» **Given records**
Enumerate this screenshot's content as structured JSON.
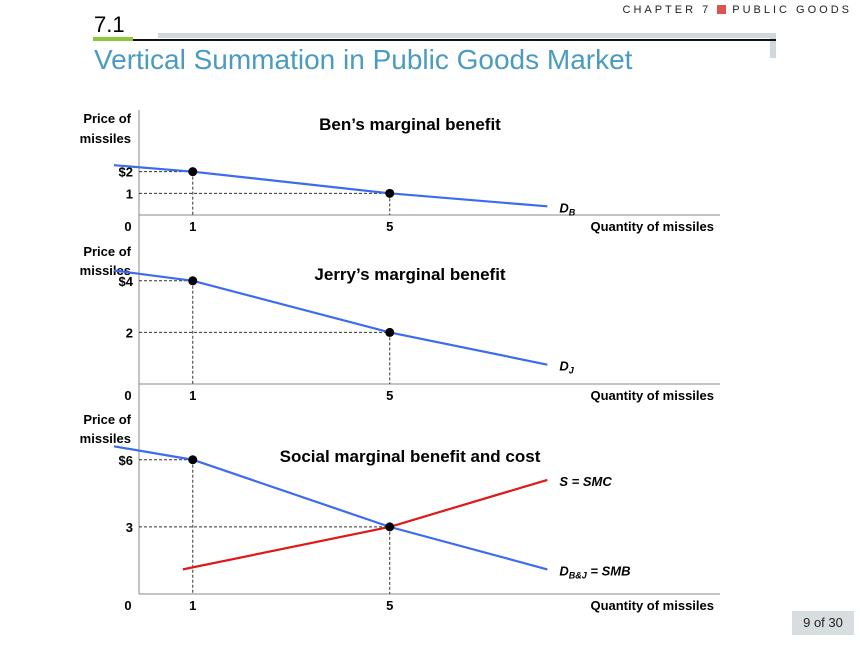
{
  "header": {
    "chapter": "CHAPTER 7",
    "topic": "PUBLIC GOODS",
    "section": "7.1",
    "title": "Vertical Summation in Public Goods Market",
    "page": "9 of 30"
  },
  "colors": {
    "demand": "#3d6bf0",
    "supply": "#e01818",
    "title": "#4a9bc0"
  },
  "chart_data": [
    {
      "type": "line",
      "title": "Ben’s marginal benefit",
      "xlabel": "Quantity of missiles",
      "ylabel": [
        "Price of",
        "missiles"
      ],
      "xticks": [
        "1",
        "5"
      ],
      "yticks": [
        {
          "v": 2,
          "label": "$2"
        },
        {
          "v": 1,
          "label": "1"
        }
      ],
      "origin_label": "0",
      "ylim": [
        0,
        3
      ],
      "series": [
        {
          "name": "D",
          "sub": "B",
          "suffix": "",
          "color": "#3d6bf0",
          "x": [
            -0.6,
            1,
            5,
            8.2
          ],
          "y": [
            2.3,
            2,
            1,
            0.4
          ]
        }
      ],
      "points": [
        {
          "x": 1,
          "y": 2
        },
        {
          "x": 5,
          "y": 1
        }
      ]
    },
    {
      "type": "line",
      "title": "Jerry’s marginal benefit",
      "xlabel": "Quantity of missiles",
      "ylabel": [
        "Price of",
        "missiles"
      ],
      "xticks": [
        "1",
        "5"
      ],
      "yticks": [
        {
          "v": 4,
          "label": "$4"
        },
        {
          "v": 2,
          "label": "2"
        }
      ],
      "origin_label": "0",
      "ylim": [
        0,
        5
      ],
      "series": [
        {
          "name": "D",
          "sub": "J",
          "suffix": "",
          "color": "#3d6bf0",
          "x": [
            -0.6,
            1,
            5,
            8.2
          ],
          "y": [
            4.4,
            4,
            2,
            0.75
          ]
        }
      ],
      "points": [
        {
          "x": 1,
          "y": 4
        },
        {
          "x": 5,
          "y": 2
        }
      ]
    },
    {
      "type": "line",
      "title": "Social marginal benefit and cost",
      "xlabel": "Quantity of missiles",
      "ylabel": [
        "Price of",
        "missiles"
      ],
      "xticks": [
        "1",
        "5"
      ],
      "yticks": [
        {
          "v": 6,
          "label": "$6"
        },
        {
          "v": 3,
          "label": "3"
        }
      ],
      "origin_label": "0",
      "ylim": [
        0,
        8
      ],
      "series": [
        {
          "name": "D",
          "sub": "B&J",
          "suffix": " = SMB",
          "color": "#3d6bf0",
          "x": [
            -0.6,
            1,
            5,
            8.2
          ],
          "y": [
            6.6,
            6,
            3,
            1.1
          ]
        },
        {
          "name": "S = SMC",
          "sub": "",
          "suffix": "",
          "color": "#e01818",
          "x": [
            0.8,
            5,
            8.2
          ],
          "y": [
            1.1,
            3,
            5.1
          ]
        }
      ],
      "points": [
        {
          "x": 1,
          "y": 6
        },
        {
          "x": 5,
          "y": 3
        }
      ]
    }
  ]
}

» **What the exercise asks**
Identify all lines in the records above with the word "marginal".

» **The output**
      "title": "Ben’s marginal benefit",
      "title": "Jerry’s marginal benefit",
      "title": "Social marginal benefit and cost",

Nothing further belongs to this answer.